>> START
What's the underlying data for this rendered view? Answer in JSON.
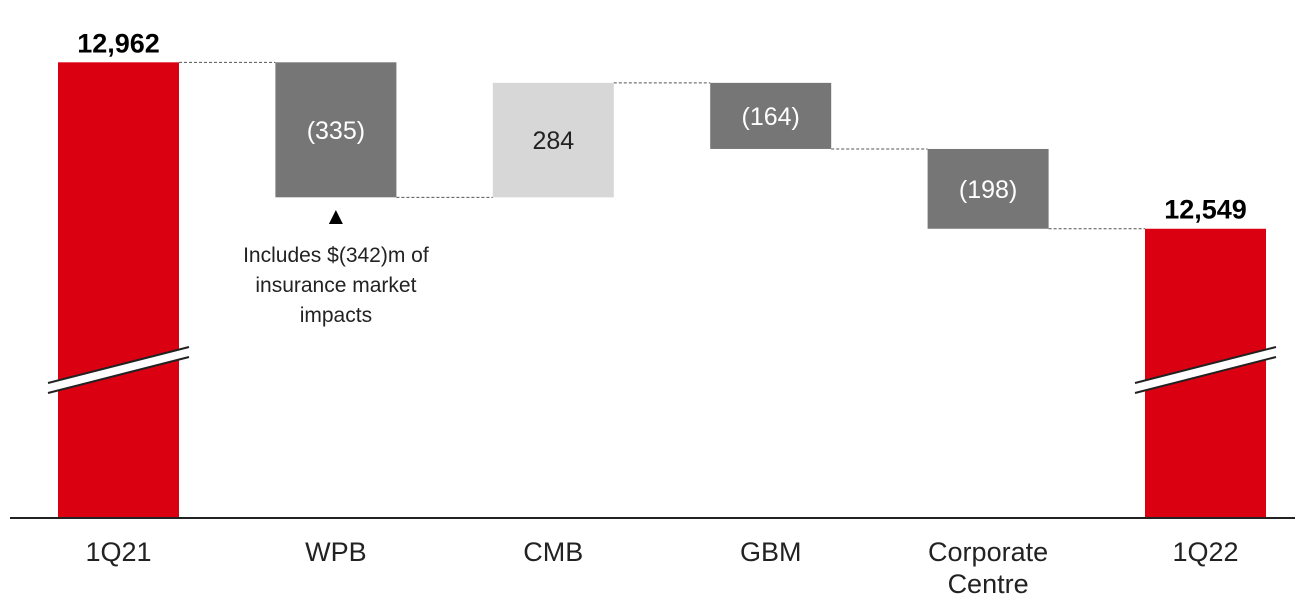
{
  "chart_data": {
    "type": "waterfall",
    "categories": [
      "1Q21",
      "WPB",
      "CMB",
      "GBM",
      "Corporate\nCentre",
      "1Q22"
    ],
    "values": [
      12962,
      -335,
      284,
      -164,
      -198,
      12549
    ],
    "value_labels": [
      "12,962",
      "(335)",
      "284",
      "(164)",
      "(198)",
      "12,549"
    ],
    "kinds": [
      "total",
      "delta",
      "delta",
      "delta",
      "delta",
      "total"
    ],
    "axis_break": true,
    "ylim": [
      12400,
      13000
    ],
    "annotation": {
      "category": "WPB",
      "marker": "▲",
      "lines": [
        "Includes $(342)m of",
        "insurance market",
        "impacts"
      ]
    },
    "colors": {
      "total": "#db0011",
      "negative": "#767676",
      "positive": "#d7d7d7",
      "negative_label": "#ffffff",
      "positive_label": "#222222",
      "connector": "#555555",
      "axis": "#222222"
    }
  }
}
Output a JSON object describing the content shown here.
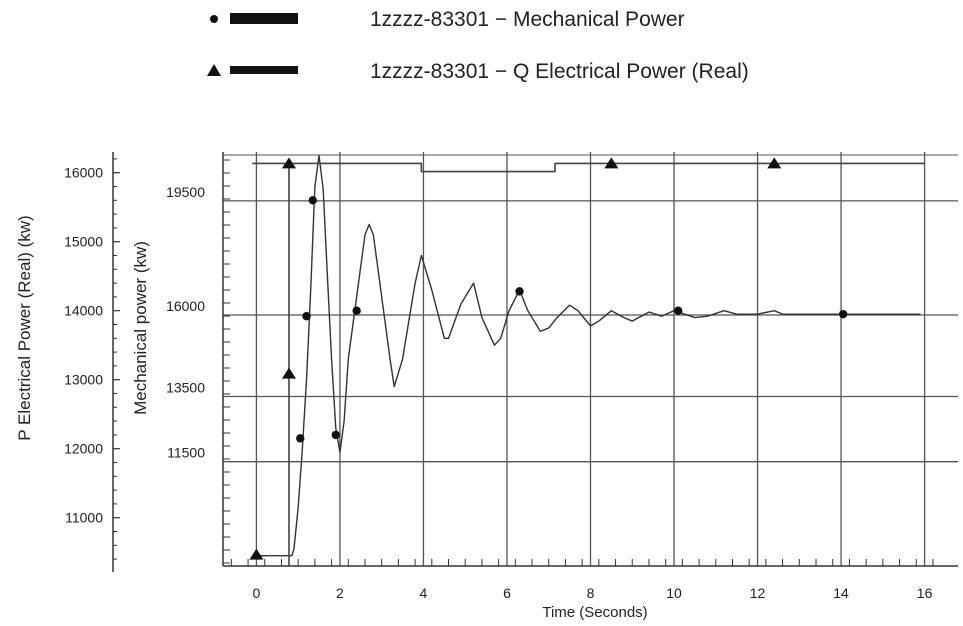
{
  "chart_data": {
    "type": "line",
    "title": "",
    "xlabel": "Time (Seconds)",
    "ylabel_left": "P Electrical Power (Real) (kw)",
    "ylabel_right": "Mechanical power (kw)",
    "xlim": [
      -0.8,
      16.8
    ],
    "ylim_left": [
      10300,
      16300
    ],
    "ylim_right": [
      8300,
      21000
    ],
    "x_ticks": [
      0,
      2,
      4,
      6,
      8,
      10,
      12,
      14,
      16
    ],
    "x_tick_labels": [
      "0",
      "2",
      "4",
      "6",
      "8",
      "10",
      "12",
      "14",
      "16"
    ],
    "left_ticks": [
      11000,
      12000,
      13000,
      14000,
      15000,
      16000
    ],
    "left_tick_labels": [
      "11000",
      "12000",
      "13000",
      "14000",
      "15000",
      "16000"
    ],
    "right_ticks": [
      11500,
      13500,
      16000,
      19500
    ],
    "right_tick_labels": [
      "11500",
      "13500",
      "16000",
      "19500"
    ],
    "grid": true,
    "legend": {
      "placement": "top",
      "entries": [
        {
          "label": "1zzzz-83301 − Mechanical Power",
          "marker": "circle"
        },
        {
          "label": "1zzzz-83301 − Q Electrical Power (Real)",
          "marker": "triangle"
        }
      ]
    },
    "series": [
      {
        "name": "1zzzz-83301 − Mechanical Power",
        "axis": "left",
        "marker": "circle",
        "color": "#333333",
        "x": [
          0,
          0.85,
          0.9,
          1.0,
          1.1,
          1.2,
          1.3,
          1.4,
          1.5,
          1.6,
          1.7,
          1.8,
          1.9,
          2.0,
          2.1,
          2.2,
          2.4,
          2.6,
          2.7,
          2.8,
          3.0,
          3.2,
          3.3,
          3.5,
          3.8,
          3.95,
          4.2,
          4.5,
          4.6,
          4.9,
          5.2,
          5.4,
          5.7,
          5.85,
          6.05,
          6.3,
          6.5,
          6.8,
          7.0,
          7.2,
          7.5,
          7.7,
          8.0,
          8.2,
          8.5,
          8.8,
          9.0,
          9.4,
          9.7,
          10.0,
          10.1,
          10.5,
          10.8,
          11.2,
          11.5,
          12.0,
          12.4,
          12.6,
          12.9,
          14.0,
          15.9
        ],
        "y": [
          10450,
          10450,
          10550,
          11150,
          12000,
          13000,
          14300,
          15800,
          16250,
          15750,
          14500,
          13300,
          12300,
          11950,
          12400,
          13300,
          14200,
          15100,
          15250,
          15100,
          14200,
          13300,
          12900,
          13300,
          14400,
          14800,
          14300,
          13600,
          13600,
          14100,
          14400,
          13900,
          13500,
          13600,
          14000,
          14300,
          14000,
          13700,
          13750,
          13900,
          14080,
          14000,
          13780,
          13850,
          14000,
          13900,
          13850,
          13980,
          13920,
          14000,
          13980,
          13900,
          13920,
          14000,
          13950,
          13950,
          14000,
          13950,
          13950,
          13950,
          13950
        ],
        "markers_x": [
          1.05,
          1.2,
          1.35,
          1.9,
          2.4,
          6.3,
          10.1,
          14.05
        ],
        "markers_y": [
          12150,
          13920,
          15600,
          12200,
          14000,
          14280,
          14000,
          13950
        ]
      },
      {
        "name": "1zzzz-83301 − Q Electrical Power (Real)",
        "axis": "right",
        "marker": "triangle",
        "color": "#444444",
        "x": [
          -0.1,
          3.95,
          3.95,
          7.15,
          7.15,
          16.0
        ],
        "y": [
          20650,
          20650,
          20400,
          20400,
          20650,
          20650
        ],
        "markers_x": [
          0,
          0.78,
          0.78,
          8.5,
          12.4
        ],
        "markers_y": [
          8650,
          14200,
          20650,
          20650,
          20650
        ]
      }
    ]
  }
}
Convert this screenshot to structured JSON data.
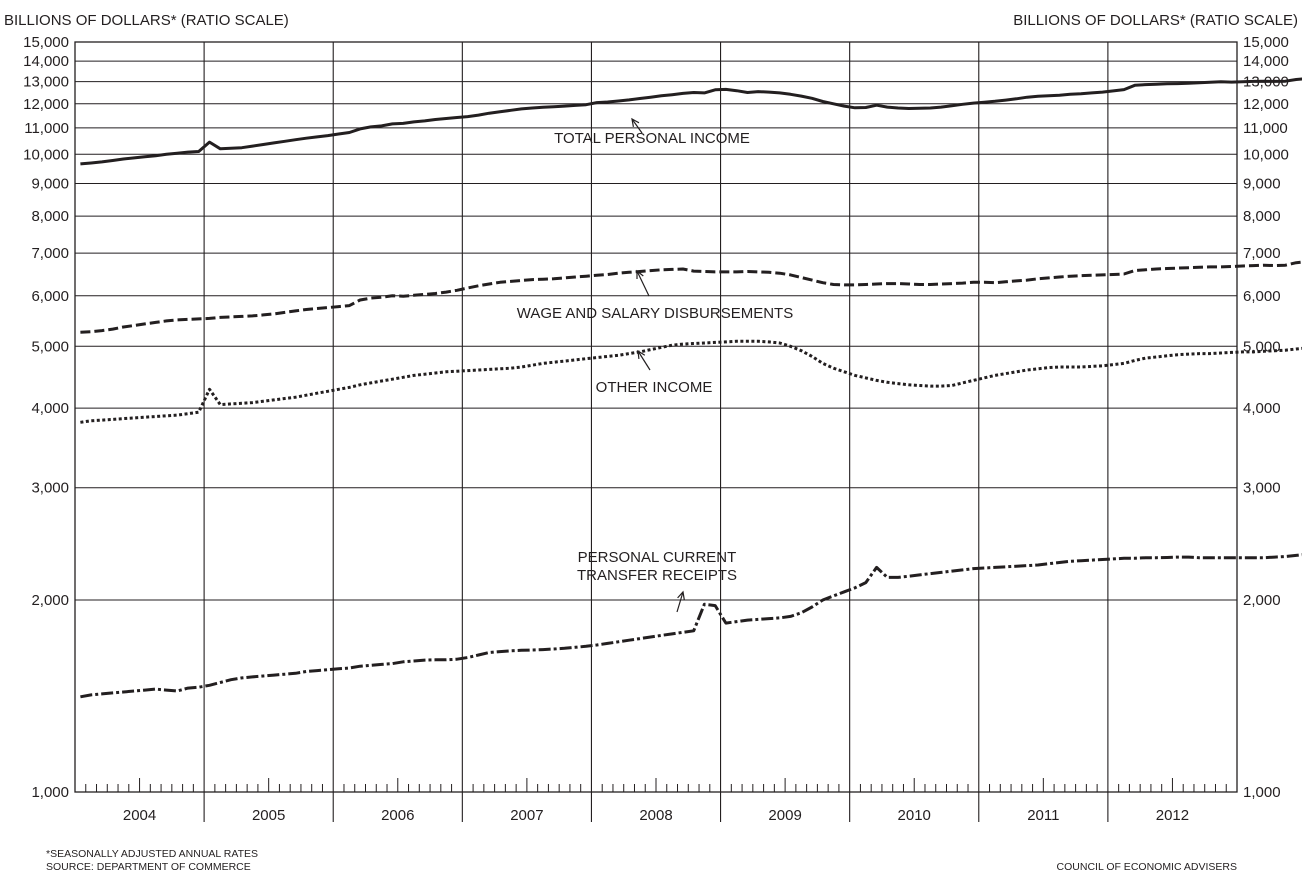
{
  "chart_data": {
    "type": "line",
    "scale": "log",
    "grid": true,
    "ylabel_left": "BILLIONS OF DOLLARS* (RATIO SCALE)",
    "ylabel_right": "BILLIONS OF DOLLARS* (RATIO SCALE)",
    "ylim": [
      1000,
      15000
    ],
    "yticks": [
      1000,
      2000,
      3000,
      4000,
      5000,
      6000,
      7000,
      8000,
      9000,
      10000,
      11000,
      12000,
      13000,
      14000,
      15000
    ],
    "ytick_labels": [
      "1,000",
      "2,000",
      "3,000",
      "4,000",
      "5,000",
      "6,000",
      "7,000",
      "8,000",
      "9,000",
      "10,000",
      "11,000",
      "12,000",
      "13,000",
      "14,000",
      "15,000"
    ],
    "years": [
      "2004",
      "2005",
      "2006",
      "2007",
      "2008",
      "2009",
      "2010",
      "2011",
      "2012"
    ],
    "x_start": "2004-01",
    "x_end": "2012-12",
    "annotations": [
      {
        "text": "TOTAL PERSONAL INCOME",
        "series": "TOTAL PERSONAL INCOME"
      },
      {
        "text": "WAGE AND SALARY DISBURSEMENTS",
        "series": "WAGE AND SALARY DISBURSEMENTS"
      },
      {
        "text": "OTHER INCOME",
        "series": "OTHER INCOME"
      },
      {
        "text": "PERSONAL CURRENT\nTRANSFER RECEIPTS",
        "series": "PERSONAL CURRENT TRANSFER RECEIPTS"
      }
    ],
    "series": [
      {
        "name": "TOTAL PERSONAL INCOME",
        "style": "solid",
        "values": [
          9660,
          9690,
          9730,
          9780,
          9830,
          9870,
          9910,
          9950,
          10000,
          10040,
          10080,
          10100,
          10450,
          10200,
          10220,
          10240,
          10300,
          10360,
          10420,
          10480,
          10540,
          10600,
          10650,
          10700,
          10760,
          10820,
          10960,
          11040,
          11080,
          11160,
          11180,
          11240,
          11280,
          11340,
          11380,
          11420,
          11460,
          11520,
          11600,
          11660,
          11720,
          11780,
          11820,
          11850,
          11870,
          11900,
          11930,
          11960,
          12050,
          12080,
          12120,
          12170,
          12230,
          12290,
          12350,
          12400,
          12460,
          12500,
          12480,
          12620,
          12640,
          12580,
          12500,
          12540,
          12520,
          12480,
          12420,
          12340,
          12240,
          12100,
          12000,
          11900,
          11830,
          11840,
          11940,
          11860,
          11820,
          11800,
          11810,
          11820,
          11860,
          11920,
          11980,
          12030,
          12070,
          12110,
          12160,
          12220,
          12290,
          12330,
          12350,
          12380,
          12420,
          12440,
          12480,
          12520,
          12570,
          12630,
          12830,
          12860,
          12880,
          12900,
          12910,
          12920,
          12950,
          12970,
          12990,
          12980,
          12990,
          13010,
          13020,
          13010,
          13020,
          13100,
          13150,
          13200,
          13250,
          13270,
          13290,
          13300,
          13320,
          13340,
          13360,
          13380,
          13400,
          13440,
          13470,
          13500,
          13620,
          13950
        ]
      },
      {
        "name": "WAGE AND SALARY DISBURSEMENTS",
        "style": "dashed",
        "values": [
          5260,
          5270,
          5290,
          5320,
          5360,
          5390,
          5420,
          5450,
          5480,
          5500,
          5510,
          5520,
          5530,
          5550,
          5560,
          5570,
          5580,
          5600,
          5620,
          5650,
          5680,
          5710,
          5730,
          5750,
          5770,
          5790,
          5910,
          5950,
          5970,
          6000,
          5990,
          6010,
          6030,
          6050,
          6080,
          6120,
          6170,
          6220,
          6260,
          6300,
          6320,
          6340,
          6360,
          6370,
          6380,
          6400,
          6420,
          6440,
          6460,
          6480,
          6510,
          6530,
          6550,
          6570,
          6590,
          6600,
          6610,
          6560,
          6550,
          6540,
          6540,
          6540,
          6550,
          6540,
          6530,
          6510,
          6470,
          6410,
          6350,
          6290,
          6250,
          6240,
          6240,
          6250,
          6260,
          6270,
          6270,
          6260,
          6250,
          6250,
          6260,
          6270,
          6280,
          6300,
          6300,
          6290,
          6310,
          6330,
          6350,
          6380,
          6400,
          6420,
          6440,
          6450,
          6460,
          6470,
          6480,
          6490,
          6570,
          6590,
          6610,
          6620,
          6630,
          6640,
          6650,
          6660,
          6660,
          6670,
          6680,
          6690,
          6700,
          6690,
          6700,
          6760,
          6790,
          6820,
          6840,
          6850,
          6840,
          6850,
          6850,
          6860,
          6870,
          6870,
          6880,
          6890,
          6910,
          6930,
          6970,
          6980
        ]
      },
      {
        "name": "OTHER INCOME",
        "style": "dotted",
        "values": [
          3800,
          3820,
          3830,
          3840,
          3850,
          3860,
          3870,
          3880,
          3890,
          3900,
          3920,
          3940,
          4280,
          4050,
          4060,
          4070,
          4080,
          4100,
          4120,
          4140,
          4160,
          4190,
          4220,
          4250,
          4280,
          4310,
          4350,
          4380,
          4410,
          4440,
          4470,
          4500,
          4520,
          4540,
          4560,
          4570,
          4580,
          4590,
          4600,
          4610,
          4620,
          4640,
          4670,
          4700,
          4720,
          4740,
          4760,
          4780,
          4800,
          4820,
          4840,
          4870,
          4900,
          4940,
          4980,
          5020,
          5040,
          5050,
          5060,
          5070,
          5080,
          5090,
          5090,
          5090,
          5080,
          5060,
          5000,
          4920,
          4820,
          4700,
          4620,
          4560,
          4500,
          4460,
          4420,
          4390,
          4370,
          4350,
          4340,
          4330,
          4330,
          4340,
          4380,
          4420,
          4460,
          4500,
          4530,
          4560,
          4590,
          4610,
          4630,
          4640,
          4640,
          4640,
          4650,
          4660,
          4680,
          4700,
          4750,
          4790,
          4810,
          4830,
          4850,
          4860,
          4870,
          4870,
          4880,
          4890,
          4900,
          4900,
          4910,
          4920,
          4930,
          4950,
          4970,
          4990,
          5010,
          5020,
          5030,
          5040,
          5040,
          5040,
          5050,
          5050,
          5060,
          5080,
          5100,
          5150,
          5250,
          5470
        ]
      },
      {
        "name": "PERSONAL CURRENT TRANSFER RECEIPTS",
        "style": "dash-dot",
        "values": [
          1410,
          1420,
          1425,
          1430,
          1435,
          1440,
          1445,
          1450,
          1445,
          1440,
          1455,
          1460,
          1470,
          1485,
          1500,
          1510,
          1515,
          1520,
          1525,
          1530,
          1535,
          1545,
          1550,
          1555,
          1560,
          1565,
          1575,
          1580,
          1585,
          1590,
          1600,
          1605,
          1610,
          1612,
          1612,
          1615,
          1625,
          1640,
          1655,
          1660,
          1665,
          1668,
          1670,
          1672,
          1676,
          1680,
          1686,
          1692,
          1700,
          1710,
          1720,
          1730,
          1740,
          1750,
          1760,
          1770,
          1780,
          1790,
          1970,
          1960,
          1840,
          1850,
          1860,
          1865,
          1870,
          1875,
          1885,
          1910,
          1950,
          2000,
          2030,
          2060,
          2090,
          2130,
          2250,
          2170,
          2170,
          2180,
          2190,
          2200,
          2210,
          2220,
          2230,
          2240,
          2245,
          2250,
          2255,
          2260,
          2265,
          2270,
          2280,
          2290,
          2300,
          2305,
          2310,
          2315,
          2320,
          2325,
          2325,
          2330,
          2330,
          2332,
          2335,
          2335,
          2330,
          2330,
          2330,
          2330,
          2330,
          2330,
          2330,
          2335,
          2340,
          2350,
          2360,
          2370,
          2380,
          2385,
          2390,
          2395,
          2400,
          2405,
          2410,
          2415,
          2420,
          2425,
          2425,
          2430,
          2435,
          2440
        ]
      }
    ]
  },
  "footer": {
    "note": "*SEASONALLY ADJUSTED ANNUAL RATES",
    "source": "SOURCE: DEPARTMENT OF COMMERCE",
    "credit": "COUNCIL OF ECONOMIC ADVISERS"
  }
}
>> END
» Exercise: Check each line of the listing above for the string "Mechanical", then report only how many lines have it.

» Solved problem: 3